**Objective**
Copy the lines of the listing unchanged, beginning with its first line and stopping after the line that contains "player-jersey: chime DALLAS".

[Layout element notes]
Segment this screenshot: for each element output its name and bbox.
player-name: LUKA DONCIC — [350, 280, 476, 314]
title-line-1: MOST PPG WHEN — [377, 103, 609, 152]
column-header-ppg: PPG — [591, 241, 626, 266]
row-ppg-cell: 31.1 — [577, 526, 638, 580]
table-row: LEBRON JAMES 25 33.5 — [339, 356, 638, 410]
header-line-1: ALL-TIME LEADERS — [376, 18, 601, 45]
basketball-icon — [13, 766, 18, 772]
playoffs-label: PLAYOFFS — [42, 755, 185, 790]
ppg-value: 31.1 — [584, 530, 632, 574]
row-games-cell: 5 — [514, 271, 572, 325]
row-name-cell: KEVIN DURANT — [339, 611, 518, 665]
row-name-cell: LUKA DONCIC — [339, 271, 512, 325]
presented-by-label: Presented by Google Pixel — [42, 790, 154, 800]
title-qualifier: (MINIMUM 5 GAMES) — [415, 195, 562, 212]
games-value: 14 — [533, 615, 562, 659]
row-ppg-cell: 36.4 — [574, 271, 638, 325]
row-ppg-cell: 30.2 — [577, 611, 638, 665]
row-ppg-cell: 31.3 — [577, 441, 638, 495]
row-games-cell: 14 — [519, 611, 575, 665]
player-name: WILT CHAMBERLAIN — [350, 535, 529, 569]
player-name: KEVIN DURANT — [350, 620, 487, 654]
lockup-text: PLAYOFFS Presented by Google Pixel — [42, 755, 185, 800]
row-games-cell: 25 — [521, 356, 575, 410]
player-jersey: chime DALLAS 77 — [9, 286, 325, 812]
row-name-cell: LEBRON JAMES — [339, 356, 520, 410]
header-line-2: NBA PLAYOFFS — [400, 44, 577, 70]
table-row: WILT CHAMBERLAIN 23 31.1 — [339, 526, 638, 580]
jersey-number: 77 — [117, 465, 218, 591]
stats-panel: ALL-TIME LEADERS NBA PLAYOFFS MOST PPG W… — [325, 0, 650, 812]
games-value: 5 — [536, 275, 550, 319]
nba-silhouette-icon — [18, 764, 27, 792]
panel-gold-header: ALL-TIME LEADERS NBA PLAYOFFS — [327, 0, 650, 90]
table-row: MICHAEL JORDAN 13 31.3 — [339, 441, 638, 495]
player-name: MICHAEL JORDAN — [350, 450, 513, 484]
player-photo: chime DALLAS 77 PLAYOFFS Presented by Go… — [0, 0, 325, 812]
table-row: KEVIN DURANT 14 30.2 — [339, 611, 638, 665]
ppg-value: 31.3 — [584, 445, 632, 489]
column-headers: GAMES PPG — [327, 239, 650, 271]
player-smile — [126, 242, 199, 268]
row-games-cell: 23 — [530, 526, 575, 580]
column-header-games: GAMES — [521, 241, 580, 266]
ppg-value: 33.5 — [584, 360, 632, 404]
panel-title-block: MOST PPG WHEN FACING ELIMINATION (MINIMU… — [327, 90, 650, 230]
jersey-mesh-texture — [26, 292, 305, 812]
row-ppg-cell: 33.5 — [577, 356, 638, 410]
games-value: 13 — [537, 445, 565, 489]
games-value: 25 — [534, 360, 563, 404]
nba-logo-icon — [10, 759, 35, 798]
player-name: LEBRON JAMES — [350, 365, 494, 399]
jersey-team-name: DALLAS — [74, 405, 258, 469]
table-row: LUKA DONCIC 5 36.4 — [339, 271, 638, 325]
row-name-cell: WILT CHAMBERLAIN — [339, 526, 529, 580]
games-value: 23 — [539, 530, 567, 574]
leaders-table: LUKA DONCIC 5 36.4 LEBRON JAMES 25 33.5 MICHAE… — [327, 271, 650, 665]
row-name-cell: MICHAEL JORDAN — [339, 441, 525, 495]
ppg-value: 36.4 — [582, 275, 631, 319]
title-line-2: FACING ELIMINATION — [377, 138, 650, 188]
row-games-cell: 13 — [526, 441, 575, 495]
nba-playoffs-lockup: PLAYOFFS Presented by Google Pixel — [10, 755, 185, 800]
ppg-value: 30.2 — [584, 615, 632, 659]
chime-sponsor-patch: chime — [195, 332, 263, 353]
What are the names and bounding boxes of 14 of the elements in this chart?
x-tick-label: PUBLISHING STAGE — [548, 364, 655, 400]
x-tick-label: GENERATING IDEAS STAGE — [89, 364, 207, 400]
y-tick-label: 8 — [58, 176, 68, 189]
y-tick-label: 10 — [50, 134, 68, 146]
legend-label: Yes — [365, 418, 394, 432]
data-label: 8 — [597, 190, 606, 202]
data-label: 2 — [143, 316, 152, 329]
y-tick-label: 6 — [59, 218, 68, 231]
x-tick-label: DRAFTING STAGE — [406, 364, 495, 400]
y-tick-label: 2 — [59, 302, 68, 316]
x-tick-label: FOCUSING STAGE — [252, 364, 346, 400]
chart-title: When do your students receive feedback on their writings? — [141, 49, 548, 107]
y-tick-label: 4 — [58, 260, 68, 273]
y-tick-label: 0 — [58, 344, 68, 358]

**Worked answer**
Segment this screenshot: for each element output its name and bbox.
player-name: LUKA DONCIC — [350, 280, 476, 314]
title-line-1: MOST PPG WHEN — [377, 103, 609, 152]
column-header-ppg: PPG — [591, 241, 626, 266]
row-ppg-cell: 31.1 — [577, 526, 638, 580]
table-row: LEBRON JAMES 25 33.5 — [339, 356, 638, 410]
header-line-1: ALL-TIME LEADERS — [376, 18, 601, 45]
basketball-icon — [13, 766, 18, 772]
playoffs-label: PLAYOFFS — [42, 755, 185, 790]
ppg-value: 31.1 — [584, 530, 632, 574]
row-games-cell: 5 — [514, 271, 572, 325]
row-name-cell: KEVIN DURANT — [339, 611, 518, 665]
row-name-cell: LUKA DONCIC — [339, 271, 512, 325]
presented-by-label: Presented by Google Pixel — [42, 790, 154, 800]
title-qualifier: (MINIMUM 5 GAMES) — [415, 195, 562, 212]
games-value: 14 — [533, 615, 562, 659]
row-ppg-cell: 36.4 — [574, 271, 638, 325]
row-ppg-cell: 30.2 — [577, 611, 638, 665]
row-ppg-cell: 31.3 — [577, 441, 638, 495]
row-games-cell: 14 — [519, 611, 575, 665]
player-name: WILT CHAMBERLAIN — [350, 535, 529, 569]
player-name: KEVIN DURANT — [350, 620, 487, 654]
lockup-text: PLAYOFFS Presented by Google Pixel — [42, 755, 185, 800]
row-games-cell: 25 — [521, 356, 575, 410]
player-jersey: chime DALLAS 77 — [9, 286, 325, 812]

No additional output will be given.